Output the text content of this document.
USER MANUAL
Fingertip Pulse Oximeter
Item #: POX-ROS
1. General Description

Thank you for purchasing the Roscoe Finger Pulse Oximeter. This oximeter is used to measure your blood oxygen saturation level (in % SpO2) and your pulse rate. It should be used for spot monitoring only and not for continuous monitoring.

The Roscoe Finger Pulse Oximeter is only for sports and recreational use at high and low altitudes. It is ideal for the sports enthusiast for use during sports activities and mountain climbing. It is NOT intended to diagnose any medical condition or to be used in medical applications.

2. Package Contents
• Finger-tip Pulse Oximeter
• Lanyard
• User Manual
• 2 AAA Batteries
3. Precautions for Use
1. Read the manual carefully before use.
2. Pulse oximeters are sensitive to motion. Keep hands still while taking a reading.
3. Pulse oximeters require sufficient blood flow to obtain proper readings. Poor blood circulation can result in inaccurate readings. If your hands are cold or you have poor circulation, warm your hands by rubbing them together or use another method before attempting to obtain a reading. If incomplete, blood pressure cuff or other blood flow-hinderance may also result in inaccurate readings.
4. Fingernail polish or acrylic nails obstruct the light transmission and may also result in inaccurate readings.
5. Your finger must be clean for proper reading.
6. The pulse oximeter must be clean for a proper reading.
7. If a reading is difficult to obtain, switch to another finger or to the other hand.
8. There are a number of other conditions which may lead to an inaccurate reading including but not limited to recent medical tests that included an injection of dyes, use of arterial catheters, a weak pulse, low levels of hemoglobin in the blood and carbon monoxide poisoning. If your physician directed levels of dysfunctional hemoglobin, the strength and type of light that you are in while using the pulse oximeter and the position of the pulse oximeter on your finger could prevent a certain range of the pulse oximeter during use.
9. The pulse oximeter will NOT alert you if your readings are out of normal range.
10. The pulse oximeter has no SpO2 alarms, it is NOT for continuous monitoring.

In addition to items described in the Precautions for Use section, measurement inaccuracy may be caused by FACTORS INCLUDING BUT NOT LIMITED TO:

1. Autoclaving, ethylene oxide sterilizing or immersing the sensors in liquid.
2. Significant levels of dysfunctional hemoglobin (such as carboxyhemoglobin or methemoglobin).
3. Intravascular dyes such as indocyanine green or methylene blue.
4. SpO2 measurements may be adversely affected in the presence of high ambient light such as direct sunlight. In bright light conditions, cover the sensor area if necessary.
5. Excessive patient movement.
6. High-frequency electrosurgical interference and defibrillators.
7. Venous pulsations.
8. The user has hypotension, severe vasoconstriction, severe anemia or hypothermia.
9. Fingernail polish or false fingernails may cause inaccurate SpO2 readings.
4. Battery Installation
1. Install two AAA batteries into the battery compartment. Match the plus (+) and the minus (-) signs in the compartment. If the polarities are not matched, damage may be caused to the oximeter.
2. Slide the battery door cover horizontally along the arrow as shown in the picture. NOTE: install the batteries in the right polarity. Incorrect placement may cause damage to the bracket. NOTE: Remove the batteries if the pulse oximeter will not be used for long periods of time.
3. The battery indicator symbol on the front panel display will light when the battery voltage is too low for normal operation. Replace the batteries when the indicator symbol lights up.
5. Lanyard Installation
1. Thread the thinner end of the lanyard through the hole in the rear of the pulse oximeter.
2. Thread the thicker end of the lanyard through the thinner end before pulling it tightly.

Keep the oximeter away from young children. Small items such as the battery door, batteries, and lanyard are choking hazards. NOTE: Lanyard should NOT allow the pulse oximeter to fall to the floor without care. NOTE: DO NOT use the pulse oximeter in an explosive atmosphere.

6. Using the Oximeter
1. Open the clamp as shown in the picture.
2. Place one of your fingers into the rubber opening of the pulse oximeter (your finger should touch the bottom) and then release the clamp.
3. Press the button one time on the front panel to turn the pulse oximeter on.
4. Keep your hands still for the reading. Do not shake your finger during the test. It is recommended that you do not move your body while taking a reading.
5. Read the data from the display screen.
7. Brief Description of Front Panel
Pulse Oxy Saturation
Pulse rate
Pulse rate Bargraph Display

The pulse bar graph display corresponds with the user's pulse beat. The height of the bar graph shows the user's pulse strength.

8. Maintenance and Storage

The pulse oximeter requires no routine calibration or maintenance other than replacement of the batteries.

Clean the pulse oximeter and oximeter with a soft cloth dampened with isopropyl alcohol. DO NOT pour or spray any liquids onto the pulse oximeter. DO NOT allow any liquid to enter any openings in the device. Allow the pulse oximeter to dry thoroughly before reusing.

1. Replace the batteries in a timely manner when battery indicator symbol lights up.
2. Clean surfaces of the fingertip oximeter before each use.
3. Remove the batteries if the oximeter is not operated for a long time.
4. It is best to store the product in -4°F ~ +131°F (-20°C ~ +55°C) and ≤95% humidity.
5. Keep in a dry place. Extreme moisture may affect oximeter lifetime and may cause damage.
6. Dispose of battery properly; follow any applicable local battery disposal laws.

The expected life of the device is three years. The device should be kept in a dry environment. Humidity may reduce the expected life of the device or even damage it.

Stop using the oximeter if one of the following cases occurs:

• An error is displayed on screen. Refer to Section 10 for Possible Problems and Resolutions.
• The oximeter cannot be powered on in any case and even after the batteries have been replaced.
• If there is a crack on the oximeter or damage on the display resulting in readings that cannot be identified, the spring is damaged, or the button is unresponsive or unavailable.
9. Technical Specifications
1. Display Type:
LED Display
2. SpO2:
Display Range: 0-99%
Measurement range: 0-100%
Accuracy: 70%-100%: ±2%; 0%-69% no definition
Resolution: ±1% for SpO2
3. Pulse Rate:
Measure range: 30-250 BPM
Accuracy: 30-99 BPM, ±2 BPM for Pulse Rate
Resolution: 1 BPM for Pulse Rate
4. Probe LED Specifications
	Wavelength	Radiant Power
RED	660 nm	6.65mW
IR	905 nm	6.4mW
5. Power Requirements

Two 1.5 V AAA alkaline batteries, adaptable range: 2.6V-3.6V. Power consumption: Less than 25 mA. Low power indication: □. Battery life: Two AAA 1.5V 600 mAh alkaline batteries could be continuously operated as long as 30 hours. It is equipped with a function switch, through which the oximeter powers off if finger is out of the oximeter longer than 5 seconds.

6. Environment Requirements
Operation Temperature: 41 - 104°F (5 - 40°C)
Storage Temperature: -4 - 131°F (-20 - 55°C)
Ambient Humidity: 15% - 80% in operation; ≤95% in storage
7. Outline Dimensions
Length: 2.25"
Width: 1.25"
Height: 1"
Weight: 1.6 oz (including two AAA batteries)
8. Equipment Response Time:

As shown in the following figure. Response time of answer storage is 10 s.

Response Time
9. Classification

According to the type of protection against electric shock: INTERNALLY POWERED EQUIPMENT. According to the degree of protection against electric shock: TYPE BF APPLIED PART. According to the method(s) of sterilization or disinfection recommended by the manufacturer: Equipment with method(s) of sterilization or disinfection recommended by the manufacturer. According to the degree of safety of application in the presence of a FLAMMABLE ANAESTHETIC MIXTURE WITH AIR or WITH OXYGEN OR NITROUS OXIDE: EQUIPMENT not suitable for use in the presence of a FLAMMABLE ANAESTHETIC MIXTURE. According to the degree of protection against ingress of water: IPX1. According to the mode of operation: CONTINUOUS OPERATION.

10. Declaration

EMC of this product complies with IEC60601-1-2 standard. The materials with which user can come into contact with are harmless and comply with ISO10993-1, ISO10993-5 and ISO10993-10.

-=-=-=-=-

* Task requirements
Return every entry verbatim.

* Output for this task
Output the text content of this document.
USER MANUAL
Fingertip Pulse Oximeter
Item #: POX-ROS
1. General Description

Thank you for purchasing the Roscoe Finger Pulse Oximeter. This oximeter is used to measure your blood oxygen saturation level (in % SpO2) and your pulse rate. It should be used for spot monitoring only and not for continuous monitoring.

The Roscoe Finger Pulse Oximeter is only for sports and recreational use at high and low altitudes. It is ideal for the sports enthusiast for use during sports activities and mountain climbing. It is NOT intended to diagnose any medical condition or to be used in medical applications.

2. Package Contents
• Finger-tip Pulse Oximeter
• Lanyard
• User Manual
• 2 AAA Batteries
3. Precautions for Use
1. Read the manual carefully before use.
2. Pulse oximeters are sensitive to motion. Keep hands still while taking a reading.
3. Pulse oximeters require sufficient blood flow to obtain proper readings. Poor blood circulation can result in inaccurate readings. If your hands are cold or you have poor circulation, warm your hands by rubbing them together or use another method before attempting to obtain a reading. If incomplete, blood pressure cuff or other blood flow-hinderance may also result in inaccurate readings.
4. Fingernail polish or acrylic nails obstruct the light transmission and may also result in inaccurate readings.
5. Your finger must be clean for proper reading.
6. The pulse oximeter must be clean for a proper reading.
7. If a reading is difficult to obtain, switch to another finger or to the other hand.
8. There are a number of other conditions which may lead to an inaccurate reading including but not limited to recent medical tests that included an injection of dyes, use of arterial catheters, a weak pulse, low levels of hemoglobin in the blood and carbon monoxide poisoning. If your physician directed levels of dysfunctional hemoglobin, the strength and type of light that you are in while using the pulse oximeter and the position of the pulse oximeter on your finger could prevent a certain range of the pulse oximeter during use.
9. The pulse oximeter will NOT alert you if your readings are out of normal range.
10. The pulse oximeter has no SpO2 alarms, it is NOT for continuous monitoring.

In addition to items described in the Precautions for Use section, measurement inaccuracy may be caused by FACTORS INCLUDING BUT NOT LIMITED TO:

1. Autoclaving, ethylene oxide sterilizing or immersing the sensors in liquid.
2. Significant levels of dysfunctional hemoglobin (such as carboxyhemoglobin or methemoglobin).
3. Intravascular dyes such as indocyanine green or methylene blue.
4. SpO2 measurements may be adversely affected in the presence of high ambient light such as direct sunlight. In bright light conditions, cover the sensor area if necessary.
5. Excessive patient movement.
6. High-frequency electrosurgical interference and defibrillators.
7. Venous pulsations.
8. The user has hypotension, severe vasoconstriction, severe anemia or hypothermia.
9. Fingernail polish or false fingernails may cause inaccurate SpO2 readings.
4. Battery Installation
1. Install two AAA batteries into the battery compartment. Match the plus (+) and the minus (-) signs in the compartment. If the polarities are not matched, damage may be caused to the oximeter.
2. Slide the battery door cover horizontally along the arrow as shown in the picture. NOTE: install the batteries in the right polarity. Incorrect placement may cause damage to the bracket. NOTE: Remove the batteries if the pulse oximeter will not be used for long periods of time.
3. The battery indicator symbol on the front panel display will light when the battery voltage is too low for normal operation. Replace the batteries when the indicator symbol lights up.
5. Lanyard Installation
1. Thread the thinner end of the lanyard through the hole in the rear of the pulse oximeter.
2. Thread the thicker end of the lanyard through the thinner end before pulling it tightly.

Keep the oximeter away from young children. Small items such as the battery door, batteries, and lanyard are choking hazards. NOTE: Lanyard should NOT allow the pulse oximeter to fall to the floor without care. NOTE: DO NOT use the pulse oximeter in an explosive atmosphere.

6. Using the Oximeter
1. Open the clamp as shown in the picture.
2. Place one of your fingers into the rubber opening of the pulse oximeter (your finger should touch the bottom) and then release the clamp.
3. Press the button one time on the front panel to turn the pulse oximeter on.
4. Keep your hands still for the reading. Do not shake your finger during the test. It is recommended that you do not move your body while taking a reading.
5. Read the data from the display screen.
7. Brief Description of Front Panel
Pulse Oxy Saturation
Pulse rate
Pulse rate Bargraph Display

The pulse bar graph display corresponds with the user's pulse beat. The height of the bar graph shows the user's pulse strength.

8. Maintenance and Storage

The pulse oximeter requires no routine calibration or maintenance other than replacement of the batteries.

Clean the pulse oximeter and oximeter with a soft cloth dampened with isopropyl alcohol. DO NOT pour or spray any liquids onto the pulse oximeter. DO NOT allow any liquid to enter any openings in the device. Allow the pulse oximeter to dry thoroughly before reusing.

1. Replace the batteries in a timely manner when battery indicator symbol lights up.
2. Clean surfaces of the fingertip oximeter before each use.
3. Remove the batteries if the oximeter is not operated for a long time.
4. It is best to store the product in -4°F ~ +131°F (-20°C ~ +55°C) and ≤95% humidity.
5. Keep in a dry place. Extreme moisture may affect oximeter lifetime and may cause damage.
6. Dispose of battery properly; follow any applicable local battery disposal laws.

The expected life of the device is three years. The device should be kept in a dry environment. Humidity may reduce the expected life of the device or even damage it.

Stop using the oximeter if one of the following cases occurs:

• An error is displayed on screen. Refer to Section 10 for Possible Problems and Resolutions.
• The oximeter cannot be powered on in any case and even after the batteries have been replaced.
• If there is a crack on the oximeter or damage on the display resulting in readings that cannot be identified, the spring is damaged, or the button is unresponsive or unavailable.
9. Technical Specifications
1. Display Type:
LED Display
2. SpO2:
Display Range: 0-99%
Measurement range: 0-100%
Accuracy: 70%-100%: ±2%; 0%-69% no definition
Resolution: ±1% for SpO2
3. Pulse Rate:
Measure range: 30-250 BPM
Accuracy: 30-99 BPM, ±2 BPM for Pulse Rate
Resolution: 1 BPM for Pulse Rate
4. Probe LED Specifications
	Wavelength	Radiant Power
RED	660 nm	6.65mW
IR	905 nm	6.4mW
5. Power Requirements

Two 1.5 V AAA alkaline batteries, adaptable range: 2.6V-3.6V. Power consumption: Less than 25 mA. Low power indication: □. Battery life: Two AAA 1.5V 600 mAh alkaline batteries could be continuously operated as long as 30 hours. It is equipped with a function switch, through which the oximeter powers off if finger is out of the oximeter longer than 5 seconds.

6. Environment Requirements
Operation Temperature: 41 - 104°F (5 - 40°C)
Storage Temperature: -4 - 131°F (-20 - 55°C)
Ambient Humidity: 15% - 80% in operation; ≤95% in storage
7. Outline Dimensions
Length: 2.25"
Width: 1.25"
Height: 1"
Weight: 1.6 oz (including two AAA batteries)
8. Equipment Response Time:

As shown in the following figure. Response time of answer storage is 10 s.

Response Time
9. Classification

According to the type of protection against electric shock: INTERNALLY POWERED EQUIPMENT. According to the degree of protection against electric shock: TYPE BF APPLIED PART. According to the method(s) of sterilization or disinfection recommended by the manufacturer: Equipment with method(s) of sterilization or disinfection recommended by the manufacturer. According to the degree of safety of application in the presence of a FLAMMABLE ANAESTHETIC MIXTURE WITH AIR or WITH OXYGEN OR NITROUS OXIDE: EQUIPMENT not suitable for use in the presence of a FLAMMABLE ANAESTHETIC MIXTURE. According to the degree of protection against ingress of water: IPX1. According to the mode of operation: CONTINUOUS OPERATION.

10. Declaration

EMC of this product complies with IEC60601-1-2 standard. The materials with which user can come into contact with are harmless and comply with ISO10993-1, ISO10993-5 and ISO10993-10.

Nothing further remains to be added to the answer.